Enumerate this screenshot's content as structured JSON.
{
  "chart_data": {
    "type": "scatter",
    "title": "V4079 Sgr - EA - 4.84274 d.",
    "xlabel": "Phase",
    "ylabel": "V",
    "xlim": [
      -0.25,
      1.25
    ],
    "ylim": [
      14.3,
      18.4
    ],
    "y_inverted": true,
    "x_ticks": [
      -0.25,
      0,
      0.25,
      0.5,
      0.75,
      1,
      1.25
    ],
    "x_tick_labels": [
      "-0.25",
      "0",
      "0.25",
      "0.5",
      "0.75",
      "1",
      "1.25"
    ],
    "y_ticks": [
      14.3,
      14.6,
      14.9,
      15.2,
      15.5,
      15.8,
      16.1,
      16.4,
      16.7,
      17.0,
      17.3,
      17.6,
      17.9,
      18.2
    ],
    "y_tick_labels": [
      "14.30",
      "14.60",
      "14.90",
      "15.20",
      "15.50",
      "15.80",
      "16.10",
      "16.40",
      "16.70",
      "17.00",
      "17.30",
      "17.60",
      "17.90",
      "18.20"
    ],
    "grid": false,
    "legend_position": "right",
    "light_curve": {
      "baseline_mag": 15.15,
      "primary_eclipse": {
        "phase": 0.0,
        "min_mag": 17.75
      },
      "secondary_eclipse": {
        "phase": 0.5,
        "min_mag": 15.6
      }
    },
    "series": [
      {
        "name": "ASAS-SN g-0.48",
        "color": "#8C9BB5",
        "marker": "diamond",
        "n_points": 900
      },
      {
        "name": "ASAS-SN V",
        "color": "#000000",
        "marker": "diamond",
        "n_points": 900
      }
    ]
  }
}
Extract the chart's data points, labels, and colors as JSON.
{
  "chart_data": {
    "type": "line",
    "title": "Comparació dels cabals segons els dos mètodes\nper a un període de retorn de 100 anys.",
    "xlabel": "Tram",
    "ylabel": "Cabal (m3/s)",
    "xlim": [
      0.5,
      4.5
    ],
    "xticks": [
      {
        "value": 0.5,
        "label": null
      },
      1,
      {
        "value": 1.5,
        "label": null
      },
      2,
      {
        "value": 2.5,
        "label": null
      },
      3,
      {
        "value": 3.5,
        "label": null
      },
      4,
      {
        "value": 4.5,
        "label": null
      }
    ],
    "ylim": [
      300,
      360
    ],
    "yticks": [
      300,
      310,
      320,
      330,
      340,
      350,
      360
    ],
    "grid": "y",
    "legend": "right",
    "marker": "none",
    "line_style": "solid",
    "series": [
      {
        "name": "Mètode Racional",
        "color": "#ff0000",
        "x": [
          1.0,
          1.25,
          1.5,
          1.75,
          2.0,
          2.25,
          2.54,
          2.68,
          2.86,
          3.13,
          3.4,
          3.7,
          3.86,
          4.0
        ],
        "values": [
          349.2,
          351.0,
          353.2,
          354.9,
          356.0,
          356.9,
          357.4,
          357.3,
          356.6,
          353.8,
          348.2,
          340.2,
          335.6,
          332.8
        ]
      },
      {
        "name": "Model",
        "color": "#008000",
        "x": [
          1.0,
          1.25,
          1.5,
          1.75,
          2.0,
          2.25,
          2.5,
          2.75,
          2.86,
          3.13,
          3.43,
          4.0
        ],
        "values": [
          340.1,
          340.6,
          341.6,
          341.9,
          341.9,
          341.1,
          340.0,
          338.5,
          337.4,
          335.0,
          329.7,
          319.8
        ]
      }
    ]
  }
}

Short task:
Send back every record, precisely as written.

Written answer:
Enumerate this screenshot's content as structured JSON.
{
  "chart_data": {
    "type": "scatter",
    "title": "V4079 Sgr - EA - 4.84274 d.",
    "xlabel": "Phase",
    "ylabel": "V",
    "xlim": [
      -0.25,
      1.25
    ],
    "ylim": [
      14.3,
      18.4
    ],
    "y_inverted": true,
    "x_ticks": [
      -0.25,
      0,
      0.25,
      0.5,
      0.75,
      1,
      1.25
    ],
    "x_tick_labels": [
      "-0.25",
      "0",
      "0.25",
      "0.5",
      "0.75",
      "1",
      "1.25"
    ],
    "y_ticks": [
      14.3,
      14.6,
      14.9,
      15.2,
      15.5,
      15.8,
      16.1,
      16.4,
      16.7,
      17.0,
      17.3,
      17.6,
      17.9,
      18.2
    ],
    "y_tick_labels": [
      "14.30",
      "14.60",
      "14.90",
      "15.20",
      "15.50",
      "15.80",
      "16.10",
      "16.40",
      "16.70",
      "17.00",
      "17.30",
      "17.60",
      "17.90",
      "18.20"
    ],
    "grid": false,
    "legend_position": "right",
    "light_curve": {
      "baseline_mag": 15.15,
      "primary_eclipse": {
        "phase": 0.0,
        "min_mag": 17.75
      },
      "secondary_eclipse": {
        "phase": 0.5,
        "min_mag": 15.6
      }
    },
    "series": [
      {
        "name": "ASAS-SN g-0.48",
        "color": "#8C9BB5",
        "marker": "diamond",
        "n_points": 900
      },
      {
        "name": "ASAS-SN V",
        "color": "#000000",
        "marker": "diamond",
        "n_points": 900
      }
    ]
  }
}
Extract the chart's data points, labels, and colors as JSON.
{
  "chart_data": {
    "type": "line",
    "title": "Comparació dels cabals segons els dos mètodes\nper a un període de retorn de 100 anys.",
    "xlabel": "Tram",
    "ylabel": "Cabal (m3/s)",
    "xlim": [
      0.5,
      4.5
    ],
    "xticks": [
      {
        "value": 0.5,
        "label": null
      },
      1,
      {
        "value": 1.5,
        "label": null
      },
      2,
      {
        "value": 2.5,
        "label": null
      },
      3,
      {
        "value": 3.5,
        "label": null
      },
      4,
      {
        "value": 4.5,
        "label": null
      }
    ],
    "ylim": [
      300,
      360
    ],
    "yticks": [
      300,
      310,
      320,
      330,
      340,
      350,
      360
    ],
    "grid": "y",
    "legend": "right",
    "marker": "none",
    "line_style": "solid",
    "series": [
      {
        "name": "Mètode Racional",
        "color": "#ff0000",
        "x": [
          1.0,
          1.25,
          1.5,
          1.75,
          2.0,
          2.25,
          2.54,
          2.68,
          2.86,
          3.13,
          3.4,
          3.7,
          3.86,
          4.0
        ],
        "values": [
          349.2,
          351.0,
          353.2,
          354.9,
          356.0,
          356.9,
          357.4,
          357.3,
          356.6,
          353.8,
          348.2,
          340.2,
          335.6,
          332.8
        ]
      },
      {
        "name": "Model",
        "color": "#008000",
        "x": [
          1.0,
          1.25,
          1.5,
          1.75,
          2.0,
          2.25,
          2.5,
          2.75,
          2.86,
          3.13,
          3.43,
          4.0
        ],
        "values": [
          340.1,
          340.6,
          341.6,
          341.9,
          341.9,
          341.1,
          340.0,
          338.5,
          337.4,
          335.0,
          329.7,
          319.8
        ]
      }
    ]
  }
}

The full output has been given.